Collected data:
------------

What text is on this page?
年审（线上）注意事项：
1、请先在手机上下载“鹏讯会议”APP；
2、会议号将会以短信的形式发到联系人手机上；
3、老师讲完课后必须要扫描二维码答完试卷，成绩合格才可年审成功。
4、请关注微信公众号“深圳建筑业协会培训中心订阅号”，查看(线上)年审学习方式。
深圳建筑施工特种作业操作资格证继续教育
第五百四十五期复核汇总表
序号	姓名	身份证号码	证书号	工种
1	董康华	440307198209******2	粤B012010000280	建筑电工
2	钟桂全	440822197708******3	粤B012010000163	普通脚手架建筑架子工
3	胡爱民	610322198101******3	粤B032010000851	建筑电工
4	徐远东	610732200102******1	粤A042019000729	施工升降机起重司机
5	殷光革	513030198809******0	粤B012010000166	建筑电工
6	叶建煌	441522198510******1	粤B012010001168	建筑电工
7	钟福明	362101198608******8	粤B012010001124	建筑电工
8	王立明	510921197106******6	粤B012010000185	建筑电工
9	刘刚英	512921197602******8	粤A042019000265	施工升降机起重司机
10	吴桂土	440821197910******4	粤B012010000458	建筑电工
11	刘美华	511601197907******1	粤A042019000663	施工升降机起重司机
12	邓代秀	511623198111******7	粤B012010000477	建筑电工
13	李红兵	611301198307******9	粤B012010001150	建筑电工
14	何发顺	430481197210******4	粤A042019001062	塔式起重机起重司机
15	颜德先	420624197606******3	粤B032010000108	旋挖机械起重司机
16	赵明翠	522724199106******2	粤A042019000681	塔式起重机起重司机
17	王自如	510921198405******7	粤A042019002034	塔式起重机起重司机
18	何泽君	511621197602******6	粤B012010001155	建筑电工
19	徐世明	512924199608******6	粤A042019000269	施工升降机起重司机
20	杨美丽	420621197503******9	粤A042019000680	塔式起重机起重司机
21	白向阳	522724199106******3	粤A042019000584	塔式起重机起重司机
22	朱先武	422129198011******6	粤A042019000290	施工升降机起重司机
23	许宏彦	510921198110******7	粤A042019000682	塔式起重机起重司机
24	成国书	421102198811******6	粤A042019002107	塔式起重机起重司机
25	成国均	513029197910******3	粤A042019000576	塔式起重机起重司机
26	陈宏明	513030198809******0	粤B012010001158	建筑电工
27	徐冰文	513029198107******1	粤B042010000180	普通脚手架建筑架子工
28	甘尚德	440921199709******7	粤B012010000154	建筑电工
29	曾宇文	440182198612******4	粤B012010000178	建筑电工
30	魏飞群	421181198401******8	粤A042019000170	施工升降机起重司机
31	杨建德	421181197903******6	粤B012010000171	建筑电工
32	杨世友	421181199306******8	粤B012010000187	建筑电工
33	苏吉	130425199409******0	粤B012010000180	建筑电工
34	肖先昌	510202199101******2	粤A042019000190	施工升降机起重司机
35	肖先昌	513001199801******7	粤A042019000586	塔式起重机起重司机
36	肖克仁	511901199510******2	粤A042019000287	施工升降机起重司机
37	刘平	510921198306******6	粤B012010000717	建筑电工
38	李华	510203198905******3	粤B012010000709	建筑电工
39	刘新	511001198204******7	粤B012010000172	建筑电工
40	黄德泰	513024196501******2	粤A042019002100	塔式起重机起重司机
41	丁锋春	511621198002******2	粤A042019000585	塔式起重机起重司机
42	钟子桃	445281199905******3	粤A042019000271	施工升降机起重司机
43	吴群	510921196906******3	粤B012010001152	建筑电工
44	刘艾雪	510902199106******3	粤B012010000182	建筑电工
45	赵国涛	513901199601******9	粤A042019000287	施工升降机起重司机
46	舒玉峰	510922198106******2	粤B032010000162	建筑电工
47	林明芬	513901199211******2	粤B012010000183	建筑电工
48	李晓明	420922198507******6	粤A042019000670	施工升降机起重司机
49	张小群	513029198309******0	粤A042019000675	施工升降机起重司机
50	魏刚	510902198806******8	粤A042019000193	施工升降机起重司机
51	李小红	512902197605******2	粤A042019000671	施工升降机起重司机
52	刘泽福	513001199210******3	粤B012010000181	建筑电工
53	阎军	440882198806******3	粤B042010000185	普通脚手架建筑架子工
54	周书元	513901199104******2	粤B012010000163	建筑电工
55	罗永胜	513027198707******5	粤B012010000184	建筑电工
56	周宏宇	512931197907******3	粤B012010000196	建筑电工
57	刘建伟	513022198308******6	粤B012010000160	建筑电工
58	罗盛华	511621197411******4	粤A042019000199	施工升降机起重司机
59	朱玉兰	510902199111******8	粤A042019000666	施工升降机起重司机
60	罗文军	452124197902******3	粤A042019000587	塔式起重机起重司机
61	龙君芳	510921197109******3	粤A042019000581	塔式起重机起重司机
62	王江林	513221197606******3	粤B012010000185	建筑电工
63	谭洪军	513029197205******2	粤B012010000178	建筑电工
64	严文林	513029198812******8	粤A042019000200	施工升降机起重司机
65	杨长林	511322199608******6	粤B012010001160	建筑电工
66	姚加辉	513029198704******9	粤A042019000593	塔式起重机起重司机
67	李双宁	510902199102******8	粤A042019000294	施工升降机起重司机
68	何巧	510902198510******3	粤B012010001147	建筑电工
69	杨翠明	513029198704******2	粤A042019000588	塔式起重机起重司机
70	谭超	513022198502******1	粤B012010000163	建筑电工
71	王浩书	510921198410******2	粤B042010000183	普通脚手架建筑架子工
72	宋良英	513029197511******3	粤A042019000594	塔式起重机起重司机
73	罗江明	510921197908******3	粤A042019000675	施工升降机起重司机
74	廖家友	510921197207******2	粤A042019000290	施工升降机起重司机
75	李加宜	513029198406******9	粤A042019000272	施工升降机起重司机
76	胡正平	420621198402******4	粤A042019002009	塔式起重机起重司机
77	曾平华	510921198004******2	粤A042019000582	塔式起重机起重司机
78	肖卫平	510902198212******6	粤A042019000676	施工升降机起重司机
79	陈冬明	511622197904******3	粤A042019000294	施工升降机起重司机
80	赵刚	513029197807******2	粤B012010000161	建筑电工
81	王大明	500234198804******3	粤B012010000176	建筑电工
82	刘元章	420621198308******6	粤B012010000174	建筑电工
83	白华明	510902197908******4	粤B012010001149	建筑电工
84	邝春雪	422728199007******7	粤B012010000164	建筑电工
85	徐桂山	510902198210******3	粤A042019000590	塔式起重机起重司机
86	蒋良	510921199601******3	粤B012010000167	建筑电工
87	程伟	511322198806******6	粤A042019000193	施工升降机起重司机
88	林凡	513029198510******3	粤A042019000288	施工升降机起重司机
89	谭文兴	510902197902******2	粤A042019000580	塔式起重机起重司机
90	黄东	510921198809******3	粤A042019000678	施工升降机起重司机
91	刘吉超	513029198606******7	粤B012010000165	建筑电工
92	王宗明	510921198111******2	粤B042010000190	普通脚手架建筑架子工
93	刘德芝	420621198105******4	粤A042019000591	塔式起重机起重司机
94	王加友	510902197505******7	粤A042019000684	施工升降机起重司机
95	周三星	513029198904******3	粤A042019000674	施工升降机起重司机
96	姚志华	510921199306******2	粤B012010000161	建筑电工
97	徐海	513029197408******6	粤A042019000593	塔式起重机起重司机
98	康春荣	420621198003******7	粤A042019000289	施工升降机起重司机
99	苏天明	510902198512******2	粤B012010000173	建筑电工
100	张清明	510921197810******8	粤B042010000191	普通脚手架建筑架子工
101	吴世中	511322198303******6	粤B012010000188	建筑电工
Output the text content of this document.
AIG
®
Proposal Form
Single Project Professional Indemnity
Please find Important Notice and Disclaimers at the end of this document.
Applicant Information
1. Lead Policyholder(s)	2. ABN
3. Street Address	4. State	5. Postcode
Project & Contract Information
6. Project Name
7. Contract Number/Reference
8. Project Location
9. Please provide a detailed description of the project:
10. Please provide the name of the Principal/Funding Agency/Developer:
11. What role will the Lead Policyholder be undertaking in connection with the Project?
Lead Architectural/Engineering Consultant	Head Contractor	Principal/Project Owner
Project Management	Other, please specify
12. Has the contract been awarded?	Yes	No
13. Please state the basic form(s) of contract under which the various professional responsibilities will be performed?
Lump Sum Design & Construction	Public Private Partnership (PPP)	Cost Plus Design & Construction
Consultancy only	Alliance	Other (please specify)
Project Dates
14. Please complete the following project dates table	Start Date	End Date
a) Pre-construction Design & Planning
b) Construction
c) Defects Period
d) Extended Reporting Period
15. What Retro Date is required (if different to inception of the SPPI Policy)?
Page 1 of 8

------------

Show every line in the records above that contains the word "Lead".

■ FINAL RESULT
1. Lead Policyholder(s)	2. ABN
11. What role will the Lead Policyholder be undertaking in connection with the Project?
Lead Architectural/Engineering Consultant	Head Contractor	Principal/Project Owner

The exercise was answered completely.